→ Work to do: Convert each line of the material below into a JSON list of strings, one string per line with blank lines left out, and omit the pictures from your answer.

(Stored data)
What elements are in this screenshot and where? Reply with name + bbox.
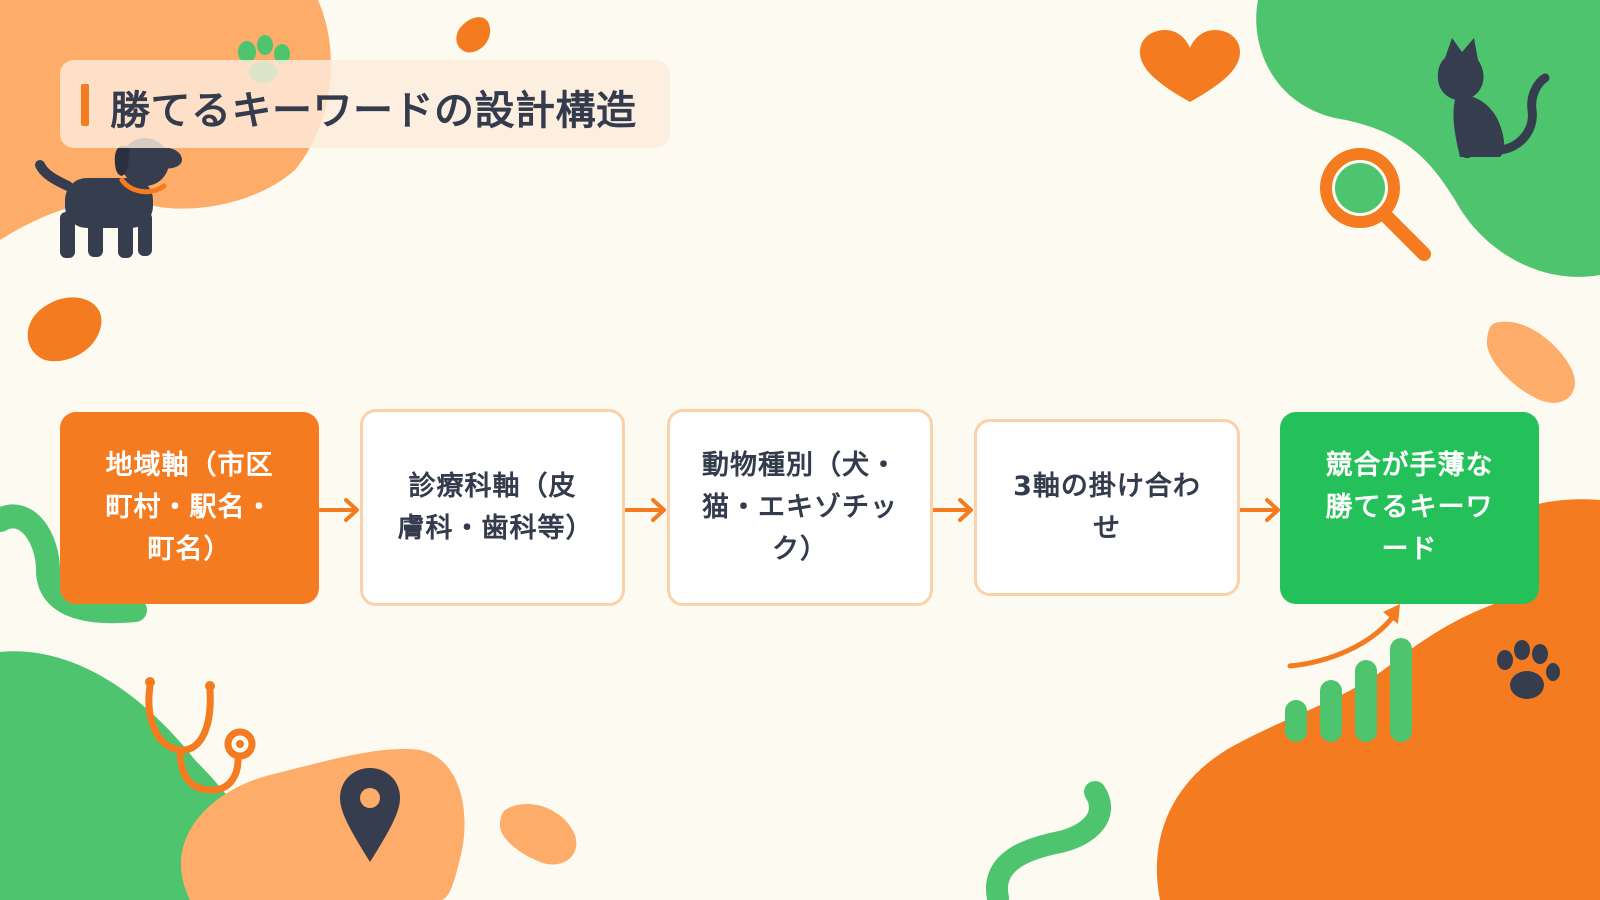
trend-arrow-icon [1287,604,1400,669]
flow-step-label: 動物種別（犬・猫・エキゾチック） [702,449,898,565]
flow-step-label: 診療科軸（皮膚科・歯科等） [397,470,594,544]
magnifier-icon [1320,148,1431,261]
flow-step-label: 3軸の掛け合わせ [1013,470,1201,544]
slide: 勝てるキーワードの設計構造 地域軸（市区町村・駅名・町名） 診療科軸（皮膚科・歯… [0,0,1600,900]
page-title: 勝てるキーワードの設計構造 [110,88,637,134]
flow-step-label: 競合が手薄な勝てるキーワード [1325,450,1494,565]
arrow-right-icon [318,498,359,522]
arrow-right-icon [1239,498,1280,522]
title-accent-bar [81,84,89,126]
bean-left [27,297,102,362]
flow-step-region-axis: 地域軸（市区町村・駅名・町名） [60,412,319,604]
arrow-right-icon [932,498,973,522]
flow-step-department-axis: 診療科軸（皮膚科・歯科等） [360,409,625,606]
squiggle-bottom [986,781,1111,900]
leaf-top [456,17,491,53]
heart-icon [1140,30,1240,102]
flow-step-label: 地域軸（市区町村・駅名・町名） [105,450,274,565]
title-box: 勝てるキーワードの設計構造 [60,60,670,148]
bean-right [1486,321,1575,403]
flow-step-animal-type: 動物種別（犬・猫・エキゾチック） [667,409,933,606]
blob-top-right [1256,0,1600,277]
flow-step-combination: 3軸の掛け合わせ [974,419,1240,596]
bean-bottom [500,804,577,865]
blob-bottom-center-left [181,749,465,900]
flow-step-winning-keyword: 競合が手薄な勝てるキーワード [1280,412,1539,604]
arrow-right-icon [624,498,666,522]
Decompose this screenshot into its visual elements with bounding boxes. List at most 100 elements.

→ Solution for this task:
[
  "What elements are in this screenshot and where? Reply with name + bbox.",
  "trend-arrow-icon [1287,604,1400,669]",
  "flow-step-label: 動物種別（犬・猫・エキゾチック） [702,449,898,565]",
  "flow-step-label: 診療科軸（皮膚科・歯科等） [397,470,594,544]",
  "magnifier-icon [1320,148,1431,261]",
  "flow-step-label: 3軸の掛け合わせ [1013,470,1201,544]",
  "slide: 勝てるキーワードの設計構造 地域軸（市区町村・駅名・町名） 診療科軸（皮膚科・歯… [0,0,1600,900]",
  "page-title: 勝てるキーワードの設計構造 [110,88,637,134]",
  "flow-step-label: 競合が手薄な勝てるキーワード [1325,450,1494,565]",
  "arrow-right-icon [318,498,359,522]",
  "arrow-right-icon [1239,498,1280,522]",
  "title-accent-bar [81,84,89,126]",
  "bean-left [27,297,102,362]",
  "flow-step-region-axis: 地域軸（市区町村・駅名・町名） [60,412,319,604]",
  "arrow-right-icon [932,498,973,522]",
  "flow-step-department-axis: 診療科軸（皮膚科・歯科等） [360,409,625,606]",
  "squiggle-bottom [986,781,1111,900]",
  "leaf-top [456,17,491,53]",
  "heart-icon [1140,30,1240,102]",
  "flow-step-label: 地域軸（市区町村・駅名・町名） [105,450,274,565]",
  "title-box: 勝てるキーワードの設計構造 [60,60,670,148]",
  "bean-right [1486,321,1575,403]",
  "flow-step-animal-type: 動物種別（犬・猫・エキゾチック） [667,409,933,606]",
  "blob-top-right [1256,0,1600,277]",
  "flow-step-combination: 3軸の掛け合わせ [974,419,1240,596]",
  "bean-bottom [500,804,577,865]",
  "blob-bottom-center-left [181,749,465,900]",
  "flow-step-winning-keyword: 競合が手薄な勝てるキーワード [1280,412,1539,604]",
  "arrow-right-icon [624,498,666,522]",
  "Decompose this screenshot into its visual elements with bounding boxes. List at most 100 elements."
]